Repeat the material verbatim and drop the pictures.

BEGIN Listed records

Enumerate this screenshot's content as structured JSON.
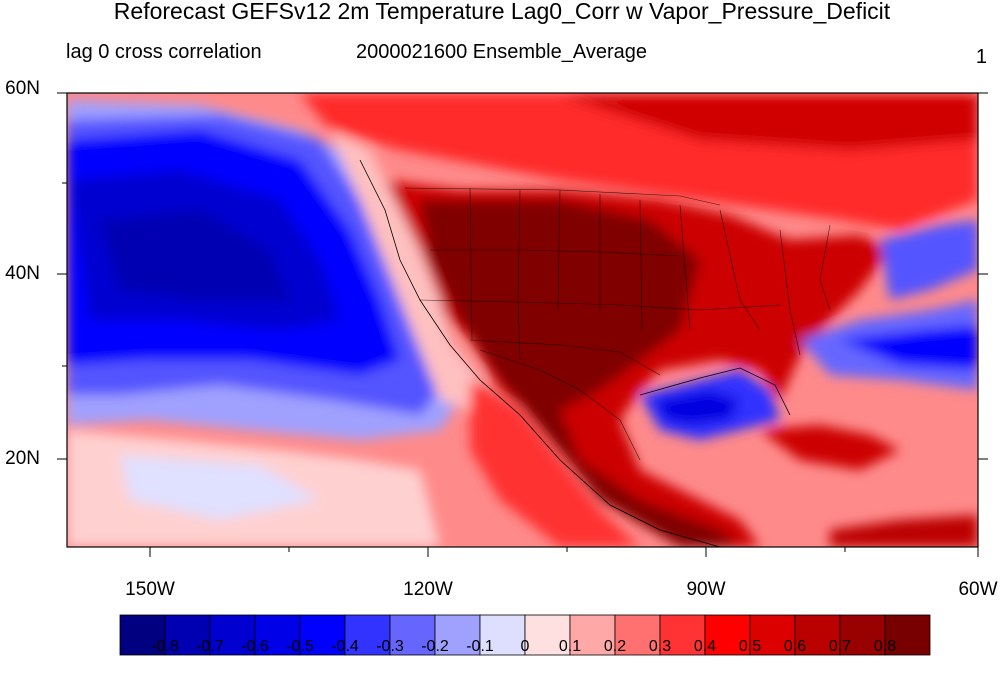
{
  "title": "Reforecast GEFSv12 2m Temperature Lag0_Corr w Vapor_Pressure_Deficit",
  "subtitle_left": "lag 0 cross correlation",
  "subtitle_center": "2000021600 Ensemble_Average",
  "subtitle_right": "1",
  "map": {
    "lat_labels": [
      "60N",
      "40N",
      "20N"
    ],
    "lon_labels": [
      "150W",
      "120W",
      "90W",
      "60W"
    ],
    "lat_range": [
      10,
      60
    ],
    "lon_range": [
      -160,
      -60
    ],
    "colorbar": {
      "labels": [
        "-0.8",
        "-0.7",
        "-0.6",
        "-0.5",
        "-0.4",
        "-0.3",
        "-0.2",
        "-0.1",
        "0",
        "0.1",
        "0.2",
        "0.3",
        "0.4",
        "0.5",
        "0.6",
        "0.7",
        "0.8"
      ],
      "colors": [
        "#000080",
        "#0000b2",
        "#0000d0",
        "#0000e8",
        "#0000ff",
        "#3333ff",
        "#6666ff",
        "#a0a0ff",
        "#dedeff",
        "#ffe0e0",
        "#ffa8a8",
        "#ff7070",
        "#ff3333",
        "#ff0000",
        "#dd0000",
        "#bb0000",
        "#990000",
        "#780000"
      ]
    }
  }
}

END Listed records

▶ [Result of the task]
Enumerate this screenshot's content as structured JSON.
{
  "title": "Reforecast GEFSv12 2m Temperature Lag0_Corr w Vapor_Pressure_Deficit",
  "subtitle_left": "lag 0 cross correlation",
  "subtitle_center": "2000021600 Ensemble_Average",
  "subtitle_right": "1",
  "map": {
    "lat_labels": [
      "60N",
      "40N",
      "20N"
    ],
    "lon_labels": [
      "150W",
      "120W",
      "90W",
      "60W"
    ],
    "lat_range": [
      10,
      60
    ],
    "lon_range": [
      -160,
      -60
    ],
    "colorbar": {
      "labels": [
        "-0.8",
        "-0.7",
        "-0.6",
        "-0.5",
        "-0.4",
        "-0.3",
        "-0.2",
        "-0.1",
        "0",
        "0.1",
        "0.2",
        "0.3",
        "0.4",
        "0.5",
        "0.6",
        "0.7",
        "0.8"
      ],
      "colors": [
        "#000080",
        "#0000b2",
        "#0000d0",
        "#0000e8",
        "#0000ff",
        "#3333ff",
        "#6666ff",
        "#a0a0ff",
        "#dedeff",
        "#ffe0e0",
        "#ffa8a8",
        "#ff7070",
        "#ff3333",
        "#ff0000",
        "#dd0000",
        "#bb0000",
        "#990000",
        "#780000"
      ]
    }
  }
}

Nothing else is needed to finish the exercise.